Extract all data as written.
## START Dataset rows
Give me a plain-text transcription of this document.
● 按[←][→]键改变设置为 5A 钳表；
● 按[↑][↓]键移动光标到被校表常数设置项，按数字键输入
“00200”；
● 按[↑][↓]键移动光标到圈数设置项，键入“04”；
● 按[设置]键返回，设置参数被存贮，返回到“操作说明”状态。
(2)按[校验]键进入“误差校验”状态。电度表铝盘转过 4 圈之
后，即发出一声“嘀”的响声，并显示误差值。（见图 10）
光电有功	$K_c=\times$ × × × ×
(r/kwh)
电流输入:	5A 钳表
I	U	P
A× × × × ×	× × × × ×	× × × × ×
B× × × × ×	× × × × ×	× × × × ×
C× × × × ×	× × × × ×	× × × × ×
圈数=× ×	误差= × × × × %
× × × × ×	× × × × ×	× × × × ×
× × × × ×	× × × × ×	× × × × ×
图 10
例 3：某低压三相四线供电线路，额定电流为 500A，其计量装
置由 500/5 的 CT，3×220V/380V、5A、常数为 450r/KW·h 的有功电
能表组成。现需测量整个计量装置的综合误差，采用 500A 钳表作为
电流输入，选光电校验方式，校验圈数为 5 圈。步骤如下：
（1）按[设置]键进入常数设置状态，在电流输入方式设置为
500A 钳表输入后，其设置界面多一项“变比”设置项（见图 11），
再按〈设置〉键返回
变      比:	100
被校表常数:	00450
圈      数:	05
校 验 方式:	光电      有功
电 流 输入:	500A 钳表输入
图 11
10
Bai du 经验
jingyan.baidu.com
## END Dataset rows
- Expected output
Give me a plain-text transcription of this document.
● 按[←][→]键改变设置为 5A 钳表；
● 按[↑][↓]键移动光标到被校表常数设置项，按数字键输入
“00200”；
● 按[↑][↓]键移动光标到圈数设置项，键入“04”；
● 按[设置]键返回，设置参数被存贮，返回到“操作说明”状态。
(2)按[校验]键进入“误差校验”状态。电度表铝盘转过 4 圈之
后，即发出一声“嘀”的响声，并显示误差值。（见图 10）
光电有功	$K_c=\times$ × × × ×
(r/kwh)
电流输入:	5A 钳表
I	U	P
A× × × × ×	× × × × ×	× × × × ×
B× × × × ×	× × × × ×	× × × × ×
C× × × × ×	× × × × ×	× × × × ×
圈数=× ×	误差= × × × × %
× × × × ×	× × × × ×	× × × × ×
× × × × ×	× × × × ×	× × × × ×
图 10
例 3：某低压三相四线供电线路，额定电流为 500A，其计量装
置由 500/5 的 CT，3×220V/380V、5A、常数为 450r/KW·h 的有功电
能表组成。现需测量整个计量装置的综合误差，采用 500A 钳表作为
电流输入，选光电校验方式，校验圈数为 5 圈。步骤如下：
（1）按[设置]键进入常数设置状态，在电流输入方式设置为
500A 钳表输入后，其设置界面多一项“变比”设置项（见图 11），
再按〈设置〉键返回
变      比:	100
被校表常数:	00450
圈      数:	05
校 验 方式:	光电      有功
电 流 输入:	500A 钳表输入
图 11
10
Bai du 经验
jingyan.baidu.com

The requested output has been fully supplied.